● **The data**:

******

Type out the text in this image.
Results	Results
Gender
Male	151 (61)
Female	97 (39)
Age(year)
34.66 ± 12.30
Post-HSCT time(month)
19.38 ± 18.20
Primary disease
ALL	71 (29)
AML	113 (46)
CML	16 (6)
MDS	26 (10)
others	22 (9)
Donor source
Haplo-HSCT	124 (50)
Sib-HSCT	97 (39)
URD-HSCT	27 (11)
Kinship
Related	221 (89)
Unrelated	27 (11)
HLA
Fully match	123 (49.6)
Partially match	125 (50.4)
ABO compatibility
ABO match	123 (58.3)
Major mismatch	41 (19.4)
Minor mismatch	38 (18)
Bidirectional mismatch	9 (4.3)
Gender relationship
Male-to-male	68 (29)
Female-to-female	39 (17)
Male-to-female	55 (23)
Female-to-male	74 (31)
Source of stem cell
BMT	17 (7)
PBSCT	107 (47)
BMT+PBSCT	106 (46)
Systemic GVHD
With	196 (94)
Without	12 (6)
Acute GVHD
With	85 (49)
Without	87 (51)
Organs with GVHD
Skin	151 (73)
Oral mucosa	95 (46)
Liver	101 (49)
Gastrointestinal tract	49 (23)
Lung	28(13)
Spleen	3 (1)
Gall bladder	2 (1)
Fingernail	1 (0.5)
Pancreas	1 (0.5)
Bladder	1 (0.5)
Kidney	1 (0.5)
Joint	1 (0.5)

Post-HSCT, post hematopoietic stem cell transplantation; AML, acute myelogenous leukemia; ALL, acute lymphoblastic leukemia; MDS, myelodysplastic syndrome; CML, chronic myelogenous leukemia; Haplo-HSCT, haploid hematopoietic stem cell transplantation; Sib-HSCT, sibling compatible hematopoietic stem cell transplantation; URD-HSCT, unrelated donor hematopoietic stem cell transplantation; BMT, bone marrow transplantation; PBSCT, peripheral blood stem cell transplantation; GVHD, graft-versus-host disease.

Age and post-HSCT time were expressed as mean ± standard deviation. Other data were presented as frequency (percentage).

******

● **What is required**: Send back every record, precisely as written.

● **Solved problem**:
Type out the text in this image.
Results	Results
Gender
Male	151 (61)
Female	97 (39)
Age(year)
34.66 ± 12.30
Post-HSCT time(month)
19.38 ± 18.20
Primary disease
ALL	71 (29)
AML	113 (46)
CML	16 (6)
MDS	26 (10)
others	22 (9)
Donor source
Haplo-HSCT	124 (50)
Sib-HSCT	97 (39)
URD-HSCT	27 (11)
Kinship
Related	221 (89)
Unrelated	27 (11)
HLA
Fully match	123 (49.6)
Partially match	125 (50.4)
ABO compatibility
ABO match	123 (58.3)
Major mismatch	41 (19.4)
Minor mismatch	38 (18)
Bidirectional mismatch	9 (4.3)
Gender relationship
Male-to-male	68 (29)
Female-to-female	39 (17)
Male-to-female	55 (23)
Female-to-male	74 (31)
Source of stem cell
BMT	17 (7)
PBSCT	107 (47)
BMT+PBSCT	106 (46)
Systemic GVHD
With	196 (94)
Without	12 (6)
Acute GVHD
With	85 (49)
Without	87 (51)
Organs with GVHD
Skin	151 (73)
Oral mucosa	95 (46)
Liver	101 (49)
Gastrointestinal tract	49 (23)
Lung	28(13)
Spleen	3 (1)
Gall bladder	2 (1)
Fingernail	1 (0.5)
Pancreas	1 (0.5)
Bladder	1 (0.5)
Kidney	1 (0.5)
Joint	1 (0.5)

Post-HSCT, post hematopoietic stem cell transplantation; AML, acute myelogenous leukemia; ALL, acute lymphoblastic leukemia; MDS, myelodysplastic syndrome; CML, chronic myelogenous leukemia; Haplo-HSCT, haploid hematopoietic stem cell transplantation; Sib-HSCT, sibling compatible hematopoietic stem cell transplantation; URD-HSCT, unrelated donor hematopoietic stem cell transplantation; BMT, bone marrow transplantation; PBSCT, peripheral blood stem cell transplantation; GVHD, graft-versus-host disease.

Age and post-HSCT time were expressed as mean ± standard deviation. Other data were presented as frequency (percentage).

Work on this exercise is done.